» What is required:
Copy every line of the listing that holds the string "各位评委".

══ Data

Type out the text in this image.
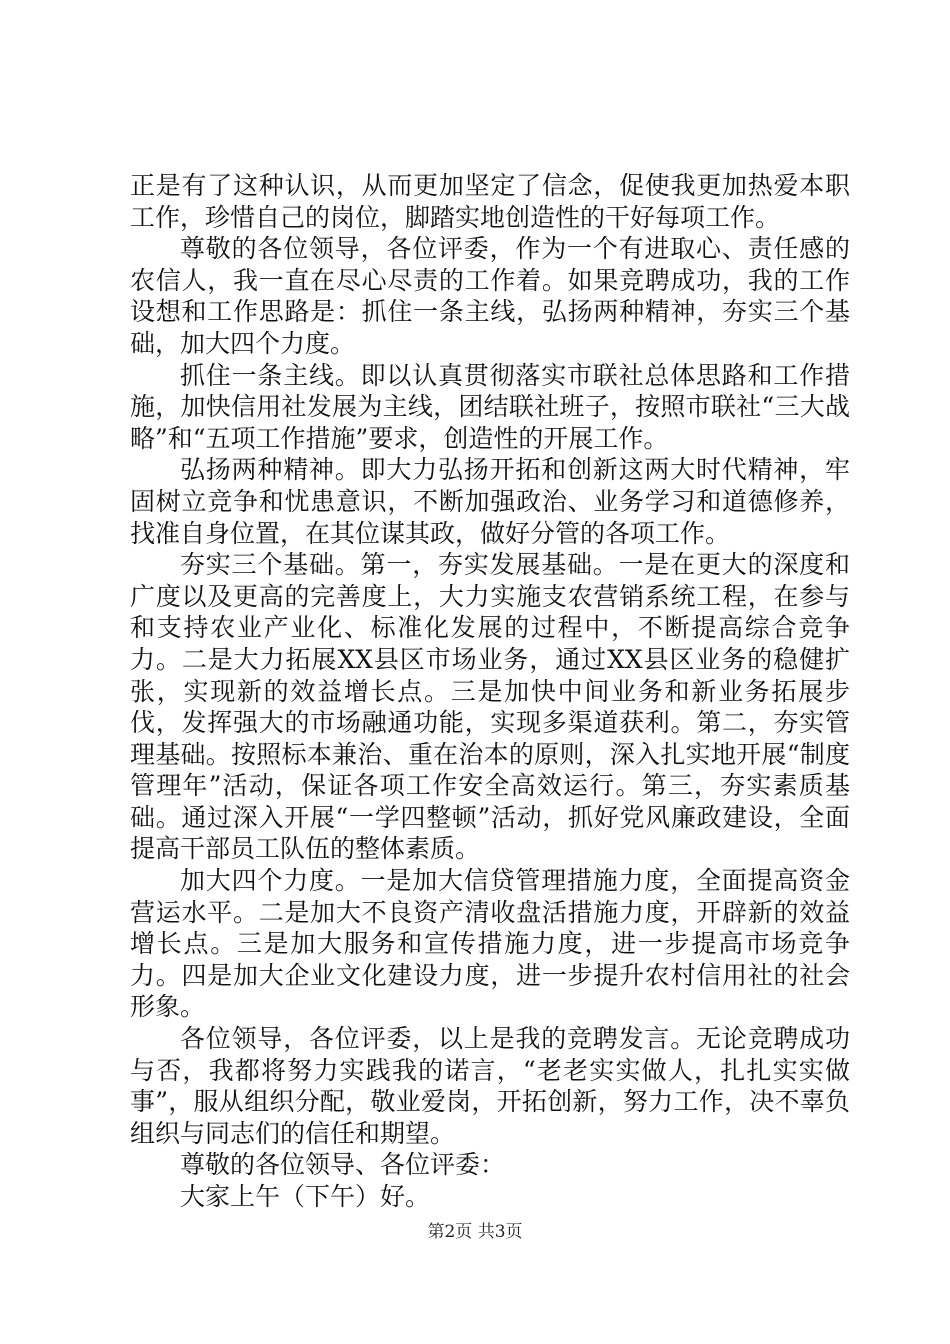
正是有了这种认识，从而更加坚定了信念，促使我更加热爱本职工作，珍惜自己的岗位，脚踏实地创造性的干好每项工作。

尊敬的各位领导，各位评委，作为一个有进取心、责任感的农信人，我一直在尽心尽责的工作着。如果竞聘成功，我的工作设想和工作思路是：抓住一条主线，弘扬两种精神，夯实三个基础，加大四个力度。

抓住一条主线。即以认真贯彻落实市联社总体思路和工作措施，加快信用社发展为主线，团结联社班子，按照市联社“三大战略”和“五项工作措施”要求，创造性的开展工作。

弘扬两种精神。即大力弘扬开拓和创新这两大时代精神，牢固树立竞争和忧患意识，不断加强政治、业务学习和道德修养，找准自身位置，在其位谋其政，做好分管的各项工作。

夯实三个基础。第一，夯实发展基础。一是在更大的深度和广度以及更高的完善度上，大力实施支农营销系统工程，在参与和支持农业产业化、标准化发展的过程中，不断提高综合竞争力。二是大力拓展XX县区市场业务，通过XX县区业务的稳健扩张，实现新的效益增长点。三是加快中间业务和新业务拓展步伐，发挥强大的市场融通功能，实现多渠道获利。第二，夯实管理基础。按照标本兼治、重在治本的原则，深入扎实地开展“制度管理年”活动，保证各项工作安全高效运行。第三，夯实素质基础。通过深入开展“一学四整顿”活动，抓好党风廉政建设，全面提高干部员工队伍的整体素质。

加大四个力度。一是加大信贷管理措施力度，全面提高资金营运水平。二是加大不良资产清收盘活措施力度，开辟新的效益增长点。三是加大服务和宣传措施力度，进一步提高市场竞争力。四是加大企业文化建设力度，进一步提升农村信用社的社会形象。

各位领导，各位评委，以上是我的竞聘发言。无论竞聘成功与否，我都将努力实践我的诺言，“老老实实做人，扎扎实实做事”，服从组织分配，敬业爱岗，开拓创新，努力工作，决不辜负组织与同志们的信任和期望。

尊敬的各位领导、各位评委：

大家上午（下午）好。

第2页 共3页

════

» Full answer:
尊敬的各位领导，各位评委，作为一个有进取心、责任感的农信人，我一直在尽心尽责的工作着。如果竞聘成功，我的工作设想和工作思路是：抓住一条主线，弘扬两种精神，夯实三个基础，加大四个力度。
各位领导，各位评委，以上是我的竞聘发言。无论竞聘成功与否，我都将努力实践我的诺言，“老老实实做人，扎扎实实做事”，服从组织分配，敬业爱岗，开拓创新，努力工作，决不辜负组织与同志们的信任和期望。
尊敬的各位领导、各位评委：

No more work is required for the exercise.